*Input for this task*
···
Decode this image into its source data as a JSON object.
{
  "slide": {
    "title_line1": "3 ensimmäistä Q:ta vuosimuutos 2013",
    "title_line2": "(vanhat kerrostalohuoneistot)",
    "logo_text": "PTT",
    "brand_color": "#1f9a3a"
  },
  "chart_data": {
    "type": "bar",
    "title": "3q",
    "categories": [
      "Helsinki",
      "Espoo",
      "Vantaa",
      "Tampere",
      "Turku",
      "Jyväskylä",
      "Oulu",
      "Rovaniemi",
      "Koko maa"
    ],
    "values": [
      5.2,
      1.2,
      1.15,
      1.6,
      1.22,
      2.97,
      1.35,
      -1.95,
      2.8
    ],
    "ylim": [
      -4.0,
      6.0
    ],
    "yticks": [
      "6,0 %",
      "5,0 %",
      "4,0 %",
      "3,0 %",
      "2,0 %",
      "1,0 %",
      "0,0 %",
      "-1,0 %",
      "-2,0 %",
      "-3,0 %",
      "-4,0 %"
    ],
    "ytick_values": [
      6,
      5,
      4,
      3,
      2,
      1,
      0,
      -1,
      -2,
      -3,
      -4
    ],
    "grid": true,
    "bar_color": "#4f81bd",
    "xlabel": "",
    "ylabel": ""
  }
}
···
*Exercise*
Pull out each record as written and restate it exactly.

*Exercise answer*
Decode this image into its source data as a JSON object.
{
  "slide": {
    "title_line1": "3 ensimmäistä Q:ta vuosimuutos 2013",
    "title_line2": "(vanhat kerrostalohuoneistot)",
    "logo_text": "PTT",
    "brand_color": "#1f9a3a"
  },
  "chart_data": {
    "type": "bar",
    "title": "3q",
    "categories": [
      "Helsinki",
      "Espoo",
      "Vantaa",
      "Tampere",
      "Turku",
      "Jyväskylä",
      "Oulu",
      "Rovaniemi",
      "Koko maa"
    ],
    "values": [
      5.2,
      1.2,
      1.15,
      1.6,
      1.22,
      2.97,
      1.35,
      -1.95,
      2.8
    ],
    "ylim": [
      -4.0,
      6.0
    ],
    "yticks": [
      "6,0 %",
      "5,0 %",
      "4,0 %",
      "3,0 %",
      "2,0 %",
      "1,0 %",
      "0,0 %",
      "-1,0 %",
      "-2,0 %",
      "-3,0 %",
      "-4,0 %"
    ],
    "ytick_values": [
      6,
      5,
      4,
      3,
      2,
      1,
      0,
      -1,
      -2,
      -3,
      -4
    ],
    "grid": true,
    "bar_color": "#4f81bd",
    "xlabel": "",
    "ylabel": ""
  }
}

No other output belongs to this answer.